§ **Task brief**
Pick every line from the data that holds the word "them".

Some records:
.....

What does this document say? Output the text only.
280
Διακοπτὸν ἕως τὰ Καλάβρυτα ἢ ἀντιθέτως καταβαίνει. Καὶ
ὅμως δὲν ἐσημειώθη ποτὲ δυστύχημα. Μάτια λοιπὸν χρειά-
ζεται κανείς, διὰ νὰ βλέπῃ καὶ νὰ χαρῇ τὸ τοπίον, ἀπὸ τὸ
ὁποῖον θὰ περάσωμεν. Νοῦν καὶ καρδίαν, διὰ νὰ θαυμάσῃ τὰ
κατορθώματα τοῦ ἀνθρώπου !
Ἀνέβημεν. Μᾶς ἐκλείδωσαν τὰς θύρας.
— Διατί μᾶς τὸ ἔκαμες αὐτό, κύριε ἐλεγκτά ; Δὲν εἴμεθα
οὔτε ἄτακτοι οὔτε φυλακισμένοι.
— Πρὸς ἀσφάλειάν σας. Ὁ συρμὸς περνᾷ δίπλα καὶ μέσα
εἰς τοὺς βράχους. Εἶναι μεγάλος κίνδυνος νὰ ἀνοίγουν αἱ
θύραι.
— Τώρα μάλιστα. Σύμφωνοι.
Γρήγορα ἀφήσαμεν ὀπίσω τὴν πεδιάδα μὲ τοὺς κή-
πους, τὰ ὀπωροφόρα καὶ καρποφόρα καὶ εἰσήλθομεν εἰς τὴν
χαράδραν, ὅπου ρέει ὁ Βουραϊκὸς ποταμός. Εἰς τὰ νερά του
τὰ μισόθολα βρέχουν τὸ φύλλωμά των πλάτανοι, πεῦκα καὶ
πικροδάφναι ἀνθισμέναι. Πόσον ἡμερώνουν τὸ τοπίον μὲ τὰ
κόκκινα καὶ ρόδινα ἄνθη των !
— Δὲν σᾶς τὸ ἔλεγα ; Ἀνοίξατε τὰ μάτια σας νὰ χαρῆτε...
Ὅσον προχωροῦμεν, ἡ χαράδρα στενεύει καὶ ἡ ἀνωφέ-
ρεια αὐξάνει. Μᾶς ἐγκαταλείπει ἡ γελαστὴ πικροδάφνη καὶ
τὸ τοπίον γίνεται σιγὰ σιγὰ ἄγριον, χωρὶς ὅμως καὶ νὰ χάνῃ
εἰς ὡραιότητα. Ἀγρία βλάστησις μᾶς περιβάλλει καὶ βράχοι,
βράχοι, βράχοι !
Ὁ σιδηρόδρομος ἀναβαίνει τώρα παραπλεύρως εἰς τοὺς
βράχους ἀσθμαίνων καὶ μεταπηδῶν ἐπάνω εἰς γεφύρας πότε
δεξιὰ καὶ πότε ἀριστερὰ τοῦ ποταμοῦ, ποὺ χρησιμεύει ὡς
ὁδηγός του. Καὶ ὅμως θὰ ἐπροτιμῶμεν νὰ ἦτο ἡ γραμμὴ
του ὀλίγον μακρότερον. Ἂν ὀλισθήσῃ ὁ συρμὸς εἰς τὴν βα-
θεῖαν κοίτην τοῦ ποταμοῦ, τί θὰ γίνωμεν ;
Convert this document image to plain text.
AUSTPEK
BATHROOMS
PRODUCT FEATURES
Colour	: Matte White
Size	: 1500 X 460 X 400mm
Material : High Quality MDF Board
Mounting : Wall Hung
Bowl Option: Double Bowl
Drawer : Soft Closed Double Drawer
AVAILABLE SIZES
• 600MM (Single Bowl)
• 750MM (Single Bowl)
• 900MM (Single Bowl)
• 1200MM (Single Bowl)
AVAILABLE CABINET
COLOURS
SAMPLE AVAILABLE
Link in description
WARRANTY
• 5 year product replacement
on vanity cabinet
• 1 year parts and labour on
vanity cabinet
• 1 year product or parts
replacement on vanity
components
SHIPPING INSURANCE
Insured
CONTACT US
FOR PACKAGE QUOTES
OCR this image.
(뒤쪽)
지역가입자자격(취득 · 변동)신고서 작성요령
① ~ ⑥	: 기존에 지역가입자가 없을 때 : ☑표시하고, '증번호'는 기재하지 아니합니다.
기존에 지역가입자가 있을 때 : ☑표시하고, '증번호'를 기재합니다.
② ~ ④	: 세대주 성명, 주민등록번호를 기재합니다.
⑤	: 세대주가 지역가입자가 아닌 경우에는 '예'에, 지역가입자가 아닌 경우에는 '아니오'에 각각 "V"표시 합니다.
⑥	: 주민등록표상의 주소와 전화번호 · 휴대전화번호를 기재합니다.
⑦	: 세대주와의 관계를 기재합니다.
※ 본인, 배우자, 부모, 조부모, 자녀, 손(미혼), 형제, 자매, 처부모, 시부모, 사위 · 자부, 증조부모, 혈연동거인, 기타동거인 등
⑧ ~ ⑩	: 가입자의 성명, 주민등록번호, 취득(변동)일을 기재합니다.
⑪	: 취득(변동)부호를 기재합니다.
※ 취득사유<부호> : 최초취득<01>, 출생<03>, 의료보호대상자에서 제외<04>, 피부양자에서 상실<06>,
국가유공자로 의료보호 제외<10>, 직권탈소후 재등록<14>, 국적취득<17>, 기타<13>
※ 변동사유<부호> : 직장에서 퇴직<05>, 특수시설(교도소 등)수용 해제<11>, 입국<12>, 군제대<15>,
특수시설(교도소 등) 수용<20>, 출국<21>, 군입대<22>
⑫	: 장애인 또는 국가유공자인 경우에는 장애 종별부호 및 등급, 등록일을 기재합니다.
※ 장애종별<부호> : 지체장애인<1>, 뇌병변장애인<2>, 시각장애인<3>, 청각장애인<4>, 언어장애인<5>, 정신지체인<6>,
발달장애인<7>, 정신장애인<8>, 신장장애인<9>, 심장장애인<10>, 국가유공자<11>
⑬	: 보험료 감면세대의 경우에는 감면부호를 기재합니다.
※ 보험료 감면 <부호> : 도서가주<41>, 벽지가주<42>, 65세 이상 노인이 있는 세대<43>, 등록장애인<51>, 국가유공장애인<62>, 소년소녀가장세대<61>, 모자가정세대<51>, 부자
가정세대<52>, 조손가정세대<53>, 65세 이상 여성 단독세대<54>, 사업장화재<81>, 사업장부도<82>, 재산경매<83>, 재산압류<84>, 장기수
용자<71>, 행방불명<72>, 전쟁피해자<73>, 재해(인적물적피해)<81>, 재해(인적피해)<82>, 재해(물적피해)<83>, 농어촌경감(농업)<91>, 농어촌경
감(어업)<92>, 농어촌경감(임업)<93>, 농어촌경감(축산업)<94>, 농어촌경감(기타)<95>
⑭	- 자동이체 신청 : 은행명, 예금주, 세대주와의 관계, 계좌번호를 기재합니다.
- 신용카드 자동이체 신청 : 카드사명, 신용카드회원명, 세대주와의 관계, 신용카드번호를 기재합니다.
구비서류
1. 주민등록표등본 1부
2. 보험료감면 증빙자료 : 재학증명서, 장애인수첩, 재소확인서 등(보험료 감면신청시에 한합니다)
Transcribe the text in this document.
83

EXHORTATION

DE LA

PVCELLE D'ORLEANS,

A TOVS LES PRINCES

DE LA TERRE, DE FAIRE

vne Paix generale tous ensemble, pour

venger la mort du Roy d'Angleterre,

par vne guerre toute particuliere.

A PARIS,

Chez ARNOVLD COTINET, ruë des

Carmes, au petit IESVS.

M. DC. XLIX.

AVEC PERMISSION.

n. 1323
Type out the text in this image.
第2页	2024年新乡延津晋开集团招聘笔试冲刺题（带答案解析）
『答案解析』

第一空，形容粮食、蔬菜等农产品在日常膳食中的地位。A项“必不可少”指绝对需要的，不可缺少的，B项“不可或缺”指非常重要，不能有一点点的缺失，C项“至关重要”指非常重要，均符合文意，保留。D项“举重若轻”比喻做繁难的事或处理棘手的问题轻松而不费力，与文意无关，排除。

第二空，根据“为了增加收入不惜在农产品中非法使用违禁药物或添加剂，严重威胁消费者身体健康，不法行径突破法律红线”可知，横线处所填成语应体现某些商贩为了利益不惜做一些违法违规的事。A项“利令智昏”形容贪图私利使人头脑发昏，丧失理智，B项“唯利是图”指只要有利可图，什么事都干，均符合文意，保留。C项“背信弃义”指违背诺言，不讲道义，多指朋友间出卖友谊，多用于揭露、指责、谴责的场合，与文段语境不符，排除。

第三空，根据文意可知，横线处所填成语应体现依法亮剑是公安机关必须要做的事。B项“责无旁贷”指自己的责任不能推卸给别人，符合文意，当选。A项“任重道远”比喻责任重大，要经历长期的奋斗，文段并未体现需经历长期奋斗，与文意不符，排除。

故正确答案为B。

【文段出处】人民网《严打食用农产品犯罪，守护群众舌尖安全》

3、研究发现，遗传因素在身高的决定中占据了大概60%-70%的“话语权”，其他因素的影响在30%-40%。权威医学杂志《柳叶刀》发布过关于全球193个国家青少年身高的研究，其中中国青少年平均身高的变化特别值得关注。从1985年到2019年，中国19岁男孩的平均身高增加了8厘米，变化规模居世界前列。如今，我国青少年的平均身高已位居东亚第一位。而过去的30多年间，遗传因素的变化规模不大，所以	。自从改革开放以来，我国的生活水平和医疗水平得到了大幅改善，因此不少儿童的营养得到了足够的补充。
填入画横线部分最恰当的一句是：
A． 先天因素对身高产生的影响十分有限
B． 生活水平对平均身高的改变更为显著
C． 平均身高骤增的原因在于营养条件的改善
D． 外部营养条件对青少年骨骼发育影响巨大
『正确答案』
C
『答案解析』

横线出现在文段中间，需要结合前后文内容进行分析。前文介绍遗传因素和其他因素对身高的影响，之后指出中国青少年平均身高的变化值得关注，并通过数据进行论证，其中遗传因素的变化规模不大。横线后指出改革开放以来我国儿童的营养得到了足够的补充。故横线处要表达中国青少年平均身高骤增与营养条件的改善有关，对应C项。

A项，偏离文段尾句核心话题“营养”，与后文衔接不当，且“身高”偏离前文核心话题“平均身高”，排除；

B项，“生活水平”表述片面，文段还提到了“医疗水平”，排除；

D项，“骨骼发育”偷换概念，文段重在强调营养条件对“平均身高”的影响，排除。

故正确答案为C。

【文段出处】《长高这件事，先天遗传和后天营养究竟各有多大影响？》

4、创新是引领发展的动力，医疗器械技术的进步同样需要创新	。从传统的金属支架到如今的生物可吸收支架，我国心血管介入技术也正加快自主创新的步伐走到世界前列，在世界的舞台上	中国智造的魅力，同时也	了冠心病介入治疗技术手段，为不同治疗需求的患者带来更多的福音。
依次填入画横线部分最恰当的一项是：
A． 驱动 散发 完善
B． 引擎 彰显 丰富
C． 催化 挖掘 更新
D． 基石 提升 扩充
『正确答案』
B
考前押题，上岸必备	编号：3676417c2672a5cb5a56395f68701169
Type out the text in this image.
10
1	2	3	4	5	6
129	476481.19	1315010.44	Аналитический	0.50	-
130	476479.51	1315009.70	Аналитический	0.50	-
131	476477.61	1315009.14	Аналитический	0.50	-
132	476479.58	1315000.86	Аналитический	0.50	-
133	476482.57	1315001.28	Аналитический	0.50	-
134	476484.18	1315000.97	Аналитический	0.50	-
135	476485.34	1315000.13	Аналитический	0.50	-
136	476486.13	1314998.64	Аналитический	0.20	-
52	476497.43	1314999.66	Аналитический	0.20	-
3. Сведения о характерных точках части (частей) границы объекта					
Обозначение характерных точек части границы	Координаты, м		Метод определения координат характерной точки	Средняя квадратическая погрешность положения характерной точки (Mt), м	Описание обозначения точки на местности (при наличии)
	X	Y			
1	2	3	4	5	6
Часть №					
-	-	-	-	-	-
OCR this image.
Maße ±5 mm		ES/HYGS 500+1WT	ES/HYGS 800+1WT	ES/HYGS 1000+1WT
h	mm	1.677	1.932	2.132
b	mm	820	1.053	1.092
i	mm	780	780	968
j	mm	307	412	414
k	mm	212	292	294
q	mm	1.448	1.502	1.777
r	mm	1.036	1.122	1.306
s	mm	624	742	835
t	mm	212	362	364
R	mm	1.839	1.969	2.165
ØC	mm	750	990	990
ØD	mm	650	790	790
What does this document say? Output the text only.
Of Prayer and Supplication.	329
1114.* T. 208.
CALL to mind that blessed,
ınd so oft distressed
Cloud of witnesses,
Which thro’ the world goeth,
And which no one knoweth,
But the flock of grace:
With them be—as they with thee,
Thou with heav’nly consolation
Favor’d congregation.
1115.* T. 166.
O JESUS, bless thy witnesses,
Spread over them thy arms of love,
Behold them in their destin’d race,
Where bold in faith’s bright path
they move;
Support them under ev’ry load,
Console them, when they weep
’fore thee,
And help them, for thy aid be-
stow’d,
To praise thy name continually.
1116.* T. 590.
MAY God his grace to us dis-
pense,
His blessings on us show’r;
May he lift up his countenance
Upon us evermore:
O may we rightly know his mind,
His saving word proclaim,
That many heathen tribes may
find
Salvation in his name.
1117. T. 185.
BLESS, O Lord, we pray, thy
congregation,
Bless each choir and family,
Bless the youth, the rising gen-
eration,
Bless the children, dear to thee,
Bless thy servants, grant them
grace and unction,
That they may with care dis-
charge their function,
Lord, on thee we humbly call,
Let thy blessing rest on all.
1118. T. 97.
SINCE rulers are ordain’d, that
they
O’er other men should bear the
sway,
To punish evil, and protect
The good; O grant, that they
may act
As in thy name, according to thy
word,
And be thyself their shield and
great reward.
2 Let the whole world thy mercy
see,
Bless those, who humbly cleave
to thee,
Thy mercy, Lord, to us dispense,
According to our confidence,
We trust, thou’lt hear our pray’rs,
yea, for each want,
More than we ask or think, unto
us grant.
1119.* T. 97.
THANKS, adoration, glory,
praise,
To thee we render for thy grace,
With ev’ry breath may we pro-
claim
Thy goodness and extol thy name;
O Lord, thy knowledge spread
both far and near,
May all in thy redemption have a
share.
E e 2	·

.....

§ **Answer to the problem**
With them be—as they with thee,
Spread over them thy arms of love,
Behold them in their destin’d race,
Support them under ev’ry load,
Console them, when they weep
And help them, for thy aid be-
Bless thy servants, grant them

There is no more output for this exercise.